Data records
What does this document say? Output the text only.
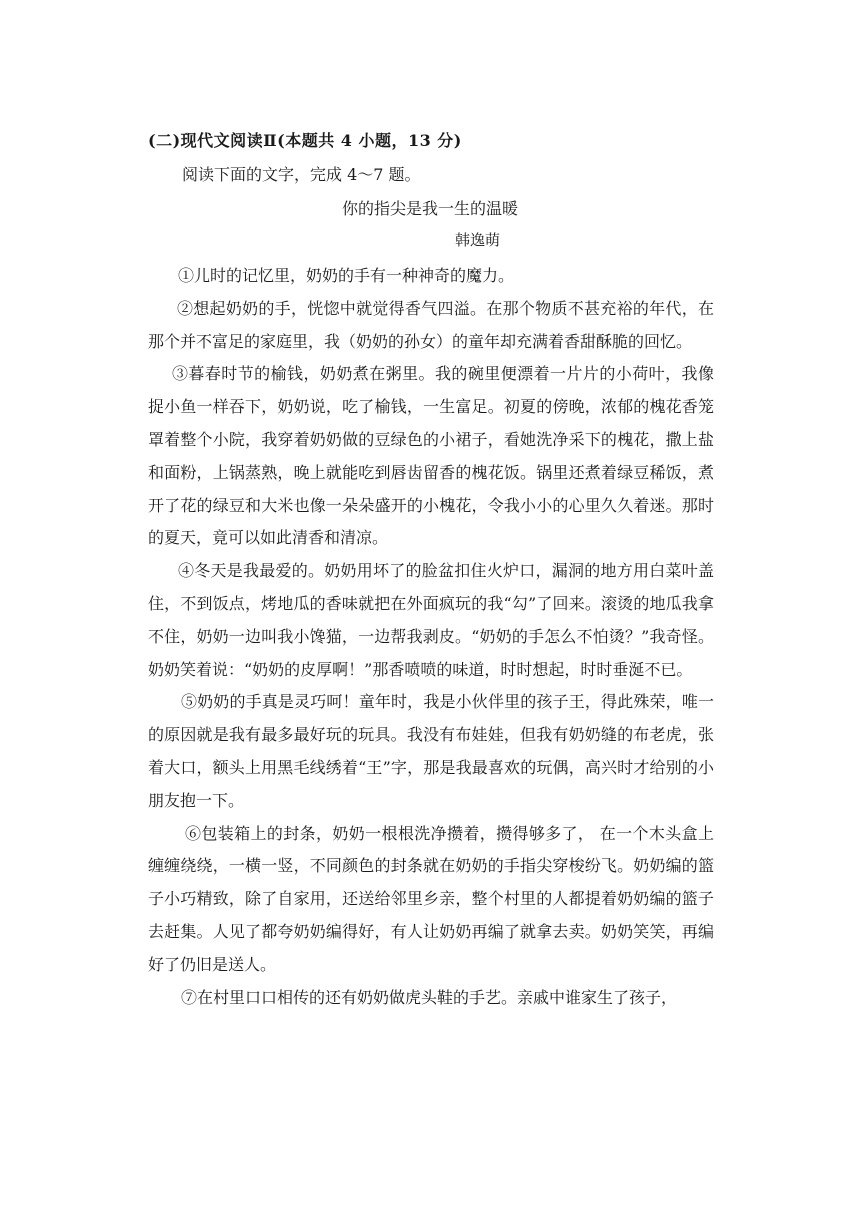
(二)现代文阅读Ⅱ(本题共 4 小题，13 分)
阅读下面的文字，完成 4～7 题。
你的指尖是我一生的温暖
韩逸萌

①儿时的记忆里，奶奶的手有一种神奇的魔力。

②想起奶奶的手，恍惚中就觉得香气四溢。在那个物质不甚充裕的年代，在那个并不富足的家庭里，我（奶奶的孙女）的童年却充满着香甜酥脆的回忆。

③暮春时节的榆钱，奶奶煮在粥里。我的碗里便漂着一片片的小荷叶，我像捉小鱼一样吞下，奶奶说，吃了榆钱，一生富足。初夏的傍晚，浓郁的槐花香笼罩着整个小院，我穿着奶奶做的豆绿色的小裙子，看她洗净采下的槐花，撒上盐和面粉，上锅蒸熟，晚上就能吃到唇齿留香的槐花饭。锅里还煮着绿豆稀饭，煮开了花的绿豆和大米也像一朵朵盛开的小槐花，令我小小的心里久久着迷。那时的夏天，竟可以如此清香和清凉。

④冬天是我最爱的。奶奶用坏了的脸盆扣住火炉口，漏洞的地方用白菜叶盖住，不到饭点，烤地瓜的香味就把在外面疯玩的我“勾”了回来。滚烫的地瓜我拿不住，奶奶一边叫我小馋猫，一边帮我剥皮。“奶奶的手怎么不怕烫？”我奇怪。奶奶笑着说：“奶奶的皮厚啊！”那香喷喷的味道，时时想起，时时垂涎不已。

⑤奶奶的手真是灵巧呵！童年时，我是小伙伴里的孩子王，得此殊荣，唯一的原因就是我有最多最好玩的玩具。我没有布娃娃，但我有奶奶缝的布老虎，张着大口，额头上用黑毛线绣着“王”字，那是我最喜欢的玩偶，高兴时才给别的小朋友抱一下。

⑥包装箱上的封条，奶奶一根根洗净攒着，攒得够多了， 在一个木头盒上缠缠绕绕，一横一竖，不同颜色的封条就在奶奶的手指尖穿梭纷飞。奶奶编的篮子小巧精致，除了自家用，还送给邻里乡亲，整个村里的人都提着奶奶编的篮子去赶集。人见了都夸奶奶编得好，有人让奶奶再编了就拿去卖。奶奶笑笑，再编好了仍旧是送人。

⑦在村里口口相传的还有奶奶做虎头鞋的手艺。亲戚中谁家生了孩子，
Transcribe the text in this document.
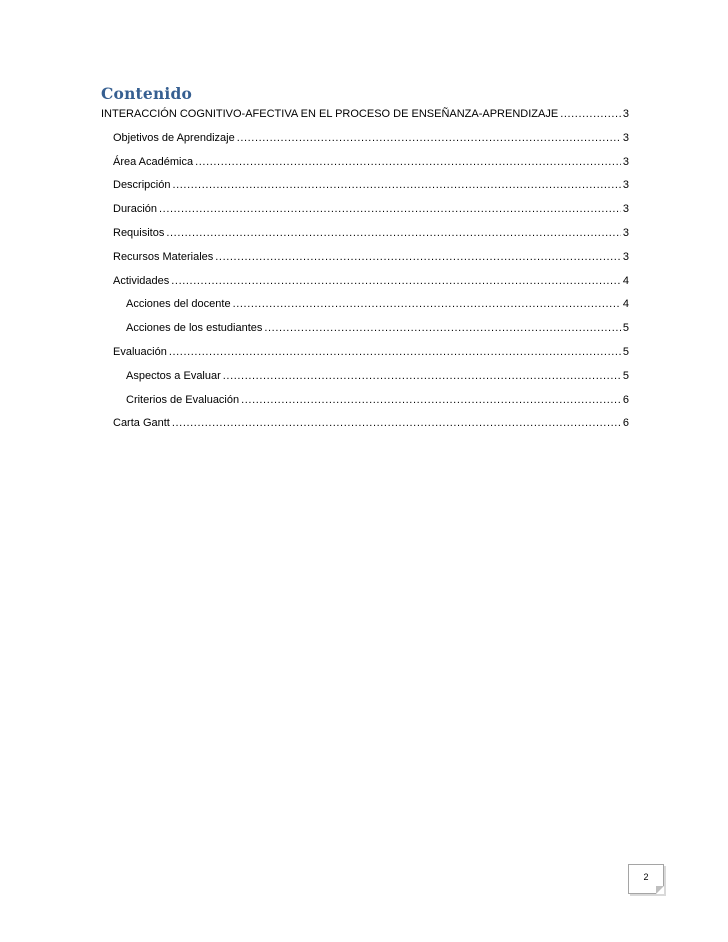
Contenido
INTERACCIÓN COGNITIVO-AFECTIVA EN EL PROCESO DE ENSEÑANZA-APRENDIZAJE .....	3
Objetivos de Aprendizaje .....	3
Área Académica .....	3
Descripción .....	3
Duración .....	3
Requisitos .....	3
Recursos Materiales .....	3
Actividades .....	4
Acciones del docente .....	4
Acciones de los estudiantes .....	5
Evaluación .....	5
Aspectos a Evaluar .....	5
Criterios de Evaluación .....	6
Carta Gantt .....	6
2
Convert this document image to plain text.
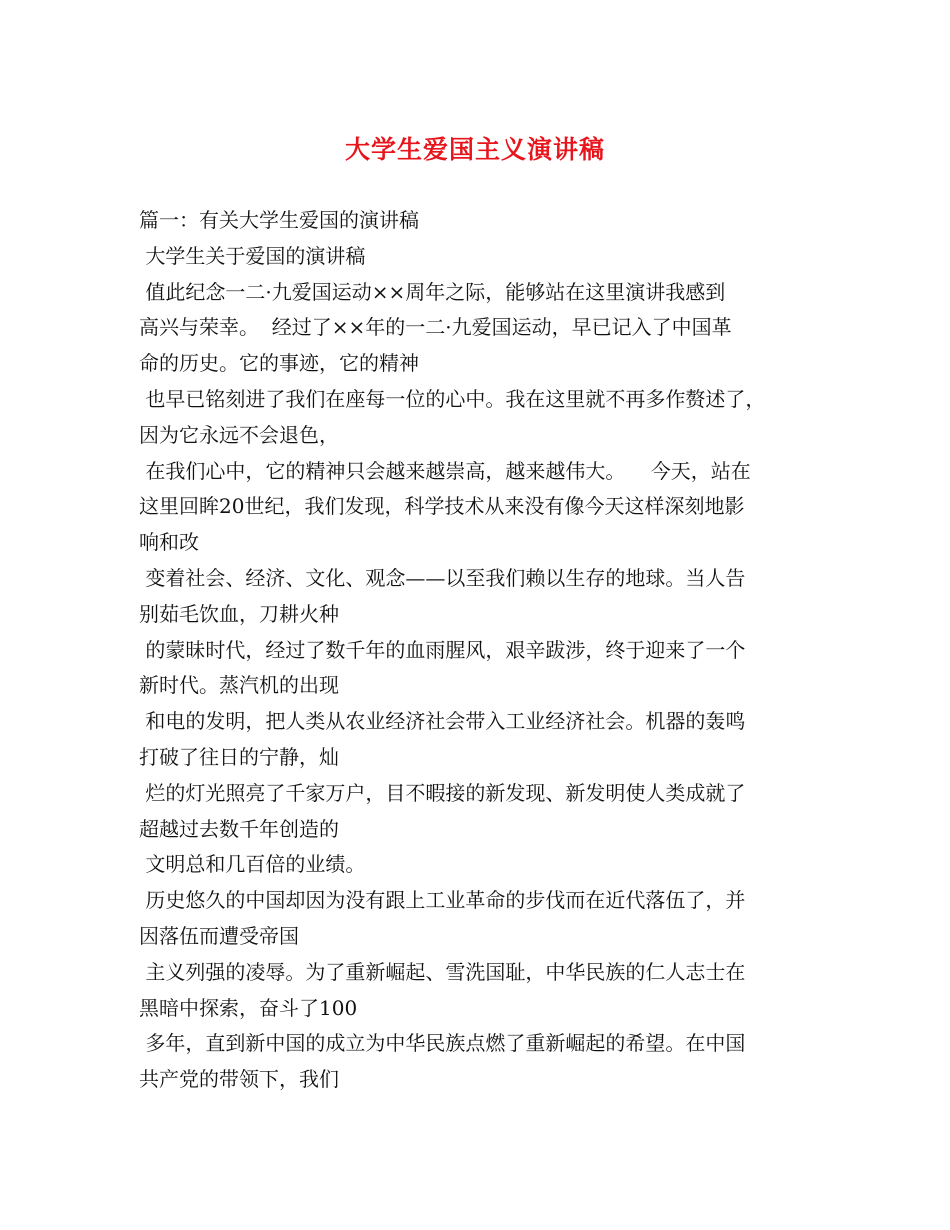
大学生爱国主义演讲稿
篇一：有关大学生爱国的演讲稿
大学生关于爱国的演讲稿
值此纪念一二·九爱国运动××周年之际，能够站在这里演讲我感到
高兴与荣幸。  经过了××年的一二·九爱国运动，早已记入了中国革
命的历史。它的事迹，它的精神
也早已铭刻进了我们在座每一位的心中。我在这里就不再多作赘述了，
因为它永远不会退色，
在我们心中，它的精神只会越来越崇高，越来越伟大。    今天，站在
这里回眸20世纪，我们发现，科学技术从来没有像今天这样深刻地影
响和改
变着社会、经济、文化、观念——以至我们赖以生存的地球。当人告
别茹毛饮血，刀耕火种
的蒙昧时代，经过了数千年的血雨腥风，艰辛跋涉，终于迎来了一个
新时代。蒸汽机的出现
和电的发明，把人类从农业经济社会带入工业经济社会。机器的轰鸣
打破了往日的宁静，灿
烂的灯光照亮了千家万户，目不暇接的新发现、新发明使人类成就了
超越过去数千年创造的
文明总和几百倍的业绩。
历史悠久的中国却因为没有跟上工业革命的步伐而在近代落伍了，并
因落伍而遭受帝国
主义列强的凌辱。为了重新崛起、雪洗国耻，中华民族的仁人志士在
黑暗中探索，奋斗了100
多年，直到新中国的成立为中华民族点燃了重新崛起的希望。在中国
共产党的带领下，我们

# Aim
Can you repeat every record above exactly, apart from the pictures?

# Response
What does this document say? Output the text only.
(二)现代文阅读Ⅱ(本题共 4 小题，13 分)
阅读下面的文字，完成 4～7 题。
你的指尖是我一生的温暖
韩逸萌

①儿时的记忆里，奶奶的手有一种神奇的魔力。

②想起奶奶的手，恍惚中就觉得香气四溢。在那个物质不甚充裕的年代，在那个并不富足的家庭里，我（奶奶的孙女）的童年却充满着香甜酥脆的回忆。

③暮春时节的榆钱，奶奶煮在粥里。我的碗里便漂着一片片的小荷叶，我像捉小鱼一样吞下，奶奶说，吃了榆钱，一生富足。初夏的傍晚，浓郁的槐花香笼罩着整个小院，我穿着奶奶做的豆绿色的小裙子，看她洗净采下的槐花，撒上盐和面粉，上锅蒸熟，晚上就能吃到唇齿留香的槐花饭。锅里还煮着绿豆稀饭，煮开了花的绿豆和大米也像一朵朵盛开的小槐花，令我小小的心里久久着迷。那时的夏天，竟可以如此清香和清凉。

④冬天是我最爱的。奶奶用坏了的脸盆扣住火炉口，漏洞的地方用白菜叶盖住，不到饭点，烤地瓜的香味就把在外面疯玩的我“勾”了回来。滚烫的地瓜我拿不住，奶奶一边叫我小馋猫，一边帮我剥皮。“奶奶的手怎么不怕烫？”我奇怪。奶奶笑着说：“奶奶的皮厚啊！”那香喷喷的味道，时时想起，时时垂涎不已。

⑤奶奶的手真是灵巧呵！童年时，我是小伙伴里的孩子王，得此殊荣，唯一的原因就是我有最多最好玩的玩具。我没有布娃娃，但我有奶奶缝的布老虎，张着大口，额头上用黑毛线绣着“王”字，那是我最喜欢的玩偶，高兴时才给别的小朋友抱一下。

⑥包装箱上的封条，奶奶一根根洗净攒着，攒得够多了， 在一个木头盒上缠缠绕绕，一横一竖，不同颜色的封条就在奶奶的手指尖穿梭纷飞。奶奶编的篮子小巧精致，除了自家用，还送给邻里乡亲，整个村里的人都提着奶奶编的篮子去赶集。人见了都夸奶奶编得好，有人让奶奶再编了就拿去卖。奶奶笑笑，再编好了仍旧是送人。

⑦在村里口口相传的还有奶奶做虎头鞋的手艺。亲戚中谁家生了孩子，
Transcribe the text in this document.
Contenido
INTERACCIÓN COGNITIVO-AFECTIVA EN EL PROCESO DE ENSEÑANZA-APRENDIZAJE .....	3
Objetivos de Aprendizaje .....	3
Área Académica .....	3
Descripción .....	3
Duración .....	3
Requisitos .....	3
Recursos Materiales .....	3
Actividades .....	4
Acciones del docente .....	4
Acciones de los estudiantes .....	5
Evaluación .....	5
Aspectos a Evaluar .....	5
Criterios de Evaluación .....	6
Carta Gantt .....	6
2
Convert this document image to plain text.
大学生爱国主义演讲稿
篇一：有关大学生爱国的演讲稿
大学生关于爱国的演讲稿
值此纪念一二·九爱国运动××周年之际，能够站在这里演讲我感到
高兴与荣幸。  经过了××年的一二·九爱国运动，早已记入了中国革
命的历史。它的事迹，它的精神
也早已铭刻进了我们在座每一位的心中。我在这里就不再多作赘述了，
因为它永远不会退色，
在我们心中，它的精神只会越来越崇高，越来越伟大。    今天，站在
这里回眸20世纪，我们发现，科学技术从来没有像今天这样深刻地影
响和改
变着社会、经济、文化、观念——以至我们赖以生存的地球。当人告
别茹毛饮血，刀耕火种
的蒙昧时代，经过了数千年的血雨腥风，艰辛跋涉，终于迎来了一个
新时代。蒸汽机的出现
和电的发明，把人类从农业经济社会带入工业经济社会。机器的轰鸣
打破了往日的宁静，灿
烂的灯光照亮了千家万户，目不暇接的新发现、新发明使人类成就了
超越过去数千年创造的
文明总和几百倍的业绩。
历史悠久的中国却因为没有跟上工业革命的步伐而在近代落伍了，并
因落伍而遭受帝国
主义列强的凌辱。为了重新崛起、雪洗国耻，中华民族的仁人志士在
黑暗中探索，奋斗了100
多年，直到新中国的成立为中华民族点燃了重新崛起的希望。在中国
共产党的带领下，我们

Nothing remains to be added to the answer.